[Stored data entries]
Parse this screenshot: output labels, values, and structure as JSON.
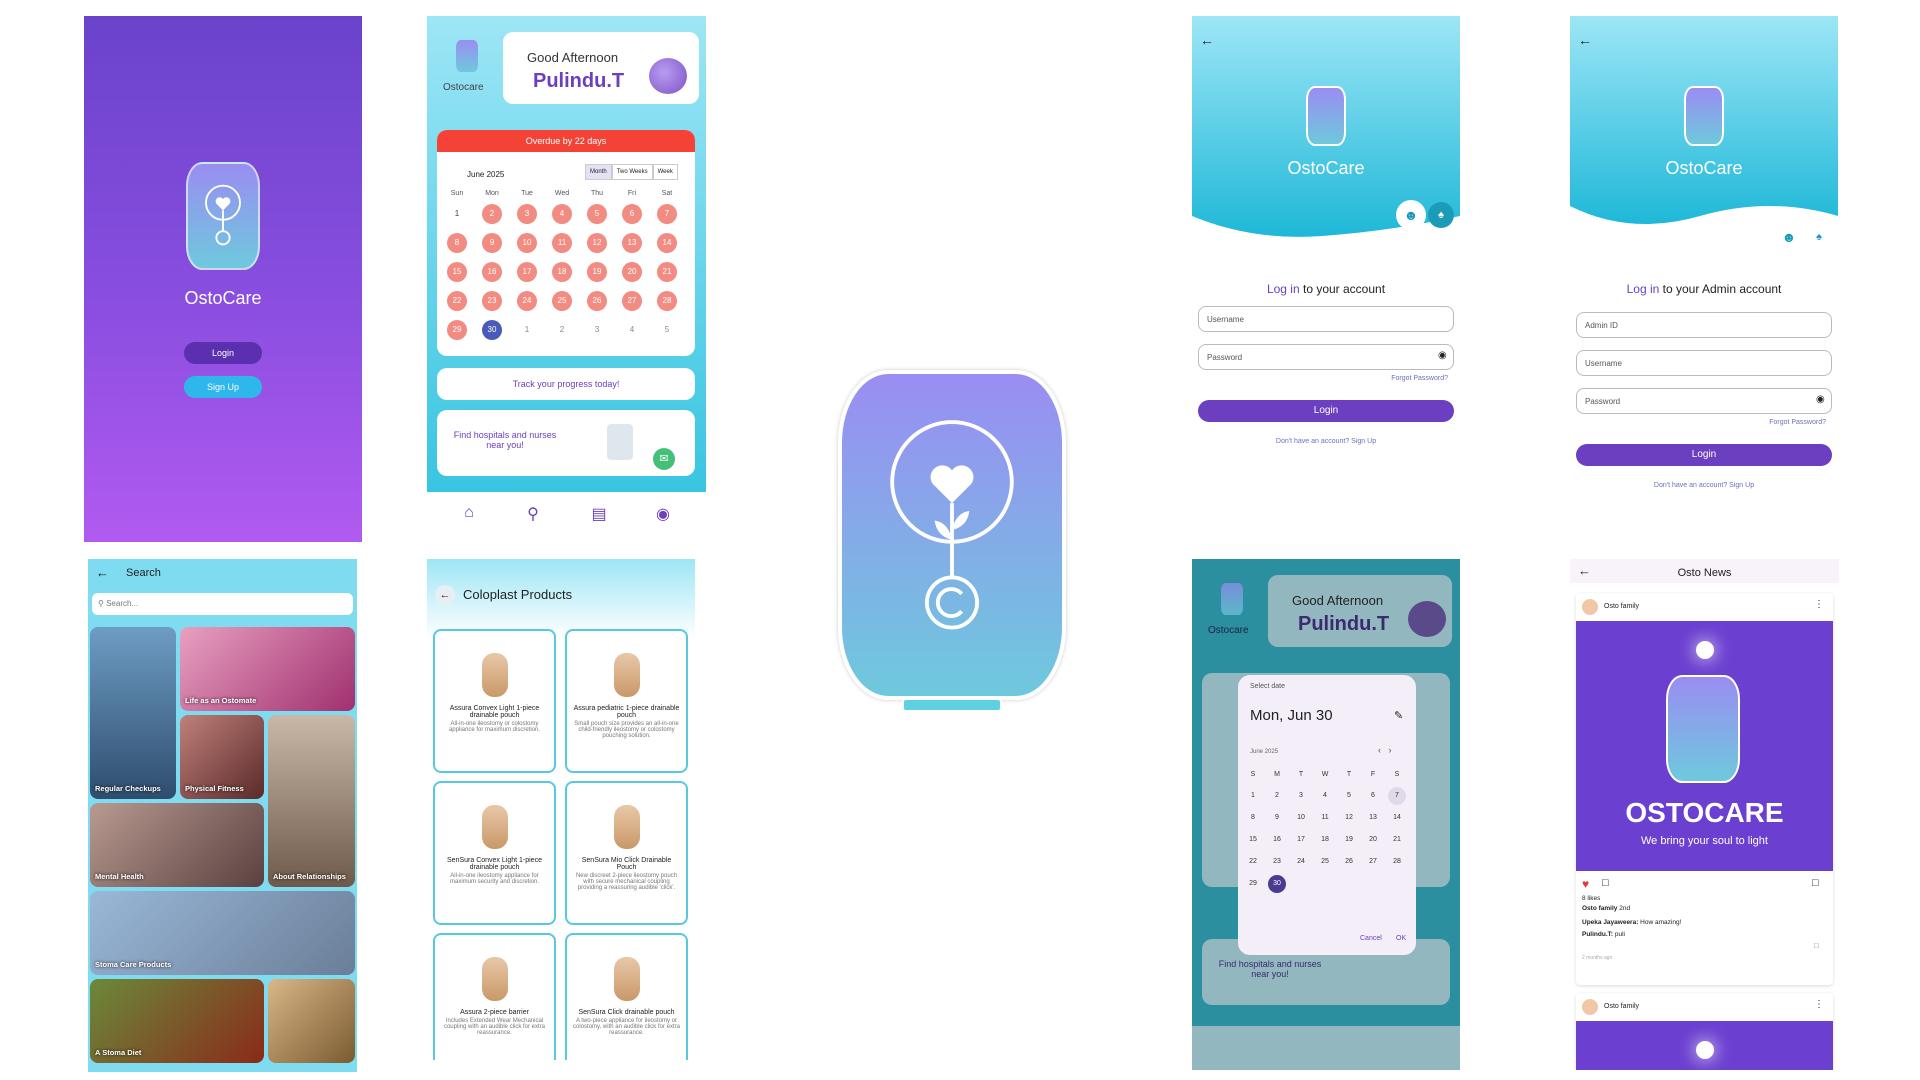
{
  "splash": {
    "app_name": "OstoCare",
    "login": "Login",
    "signup": "Sign Up"
  },
  "dashboard": {
    "logo_label": "Ostocare",
    "greeting": "Good Afternoon",
    "user": "Pulindu.T",
    "overdue": "Overdue by 22 days",
    "month": "June 2025",
    "views": [
      "Month",
      "Two Weeks",
      "Week"
    ],
    "weekdays": [
      "Sun",
      "Mon",
      "Tue",
      "Wed",
      "Thu",
      "Fri",
      "Sat"
    ],
    "days": [
      [
        "1",
        "2",
        "3",
        "4",
        "5",
        "6",
        "7"
      ],
      [
        "8",
        "9",
        "10",
        "11",
        "12",
        "13",
        "14"
      ],
      [
        "15",
        "16",
        "17",
        "18",
        "19",
        "20",
        "21"
      ],
      [
        "22",
        "23",
        "24",
        "25",
        "26",
        "27",
        "28"
      ],
      [
        "29",
        "30",
        "1",
        "2",
        "3",
        "4",
        "5"
      ]
    ],
    "track": "Track your progress today!",
    "hospitals": "Find hospitals and nurses near you!"
  },
  "login_user": {
    "app_name": "OstoCare",
    "title_prefix": "Log in",
    "title_rest": " to your account",
    "username": "Username",
    "password": "Password",
    "forgot": "Forgot Password?",
    "login": "Login",
    "signup": "Don't have an account? Sign Up"
  },
  "login_admin": {
    "app_name": "OstoCare",
    "title_prefix": "Log in",
    "title_rest": " to your Admin account",
    "admin_id": "Admin ID",
    "username": "Username",
    "password": "Password",
    "forgot": "Forgot Password?",
    "login": "Login",
    "signup": "Don't have an account? Sign Up"
  },
  "search": {
    "title": "Search",
    "placeholder": "Search...",
    "tiles": [
      "Regular Checkups",
      "Life as an Ostomate",
      "Physical Fitness",
      "About Relationships",
      "Mental Health",
      "Stoma Care Products",
      "A Stoma Diet"
    ]
  },
  "products": {
    "title": "Coloplast Products",
    "items": [
      {
        "name": "Assura Convex Light 1-piece drainable pouch",
        "desc": "All-in-one ileostomy or colostomy appliance for maximum discretion."
      },
      {
        "name": "Assura pediatric 1-piece drainable pouch",
        "desc": "Small pouch size provides an all-in-one child-friendly ileostomy or colostomy pouching solution."
      },
      {
        "name": "SenSura Convex Light 1-piece drainable pouch",
        "desc": "All-in-one ileostomy appliance for maximum security and discretion."
      },
      {
        "name": "SenSura Mio Click Drainable Pouch",
        "desc": "New discreet 2-piece ileostomy pouch with secure mechanical coupling providing a reassuring audible 'click'."
      },
      {
        "name": "Assura 2-piece barrier",
        "desc": "Includes Extended Wear Mechanical coupling with an audible click for extra reassurance."
      },
      {
        "name": "SenSura Click drainable pouch",
        "desc": "A two-piece appliance for ileostomy or colostomy, with an audible click for extra reassurance."
      }
    ]
  },
  "datepicker": {
    "logo_label": "Ostocare",
    "greeting": "Good Afternoon",
    "user": "Pulindu.T",
    "label": "Select date",
    "date": "Mon, Jun 30",
    "month": "June 2025",
    "weekdays": [
      "S",
      "M",
      "T",
      "W",
      "T",
      "F",
      "S"
    ],
    "days": [
      [
        "1",
        "2",
        "3",
        "4",
        "5",
        "6",
        "7"
      ],
      [
        "8",
        "9",
        "10",
        "11",
        "12",
        "13",
        "14"
      ],
      [
        "15",
        "16",
        "17",
        "18",
        "19",
        "20",
        "21"
      ],
      [
        "22",
        "23",
        "24",
        "25",
        "26",
        "27",
        "28"
      ],
      [
        "29",
        "30",
        "",
        "",
        "",
        "",
        ""
      ]
    ],
    "cancel": "Cancel",
    "ok": "OK",
    "hospitals": "Find hospitals and nurses near you!"
  },
  "news": {
    "title": "Osto News",
    "author": "Osto family",
    "brand": "OSTOCARE",
    "tagline": "We bring your soul to light",
    "likes": "8 likes",
    "caption_author": "Osto family",
    "caption_time": "2nd",
    "c1_user": "Upeka Jayaweera:",
    "c1_text": " How amazing!",
    "c2_user": "Pulindu.T:",
    "c2_text": " puli",
    "time": "2 months ago",
    "author2": "Osto family"
  },
  "colors": {
    "primary": "#6b3fc0",
    "accent": "#2fc2df",
    "overdue": "#f44336",
    "pink": "#f28b82"
  }
}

What to produce: Print the complete listing exactly as it stands, without its pictures.

Answer below:
Parse this screenshot: output labels, values, and structure as JSON.
{
  "splash": {
    "app_name": "OstoCare",
    "login": "Login",
    "signup": "Sign Up"
  },
  "dashboard": {
    "logo_label": "Ostocare",
    "greeting": "Good Afternoon",
    "user": "Pulindu.T",
    "overdue": "Overdue by 22 days",
    "month": "June 2025",
    "views": [
      "Month",
      "Two Weeks",
      "Week"
    ],
    "weekdays": [
      "Sun",
      "Mon",
      "Tue",
      "Wed",
      "Thu",
      "Fri",
      "Sat"
    ],
    "days": [
      [
        "1",
        "2",
        "3",
        "4",
        "5",
        "6",
        "7"
      ],
      [
        "8",
        "9",
        "10",
        "11",
        "12",
        "13",
        "14"
      ],
      [
        "15",
        "16",
        "17",
        "18",
        "19",
        "20",
        "21"
      ],
      [
        "22",
        "23",
        "24",
        "25",
        "26",
        "27",
        "28"
      ],
      [
        "29",
        "30",
        "1",
        "2",
        "3",
        "4",
        "5"
      ]
    ],
    "track": "Track your progress today!",
    "hospitals": "Find hospitals and nurses near you!"
  },
  "login_user": {
    "app_name": "OstoCare",
    "title_prefix": "Log in",
    "title_rest": " to your account",
    "username": "Username",
    "password": "Password",
    "forgot": "Forgot Password?",
    "login": "Login",
    "signup": "Don't have an account? Sign Up"
  },
  "login_admin": {
    "app_name": "OstoCare",
    "title_prefix": "Log in",
    "title_rest": " to your Admin account",
    "admin_id": "Admin ID",
    "username": "Username",
    "password": "Password",
    "forgot": "Forgot Password?",
    "login": "Login",
    "signup": "Don't have an account? Sign Up"
  },
  "search": {
    "title": "Search",
    "placeholder": "Search...",
    "tiles": [
      "Regular Checkups",
      "Life as an Ostomate",
      "Physical Fitness",
      "About Relationships",
      "Mental Health",
      "Stoma Care Products",
      "A Stoma Diet"
    ]
  },
  "products": {
    "title": "Coloplast Products",
    "items": [
      {
        "name": "Assura Convex Light 1-piece drainable pouch",
        "desc": "All-in-one ileostomy or colostomy appliance for maximum discretion."
      },
      {
        "name": "Assura pediatric 1-piece drainable pouch",
        "desc": "Small pouch size provides an all-in-one child-friendly ileostomy or colostomy pouching solution."
      },
      {
        "name": "SenSura Convex Light 1-piece drainable pouch",
        "desc": "All-in-one ileostomy appliance for maximum security and discretion."
      },
      {
        "name": "SenSura Mio Click Drainable Pouch",
        "desc": "New discreet 2-piece ileostomy pouch with secure mechanical coupling providing a reassuring audible 'click'."
      },
      {
        "name": "Assura 2-piece barrier",
        "desc": "Includes Extended Wear Mechanical coupling with an audible click for extra reassurance."
      },
      {
        "name": "SenSura Click drainable pouch",
        "desc": "A two-piece appliance for ileostomy or colostomy, with an audible click for extra reassurance."
      }
    ]
  },
  "datepicker": {
    "logo_label": "Ostocare",
    "greeting": "Good Afternoon",
    "user": "Pulindu.T",
    "label": "Select date",
    "date": "Mon, Jun 30",
    "month": "June 2025",
    "weekdays": [
      "S",
      "M",
      "T",
      "W",
      "T",
      "F",
      "S"
    ],
    "days": [
      [
        "1",
        "2",
        "3",
        "4",
        "5",
        "6",
        "7"
      ],
      [
        "8",
        "9",
        "10",
        "11",
        "12",
        "13",
        "14"
      ],
      [
        "15",
        "16",
        "17",
        "18",
        "19",
        "20",
        "21"
      ],
      [
        "22",
        "23",
        "24",
        "25",
        "26",
        "27",
        "28"
      ],
      [
        "29",
        "30",
        "",
        "",
        "",
        "",
        ""
      ]
    ],
    "cancel": "Cancel",
    "ok": "OK",
    "hospitals": "Find hospitals and nurses near you!"
  },
  "news": {
    "title": "Osto News",
    "author": "Osto family",
    "brand": "OSTOCARE",
    "tagline": "We bring your soul to light",
    "likes": "8 likes",
    "caption_author": "Osto family",
    "caption_time": "2nd",
    "c1_user": "Upeka Jayaweera:",
    "c1_text": " How amazing!",
    "c2_user": "Pulindu.T:",
    "c2_text": " puli",
    "time": "2 months ago",
    "author2": "Osto family"
  },
  "colors": {
    "primary": "#6b3fc0",
    "accent": "#2fc2df",
    "overdue": "#f44336",
    "pink": "#f28b82"
  }
}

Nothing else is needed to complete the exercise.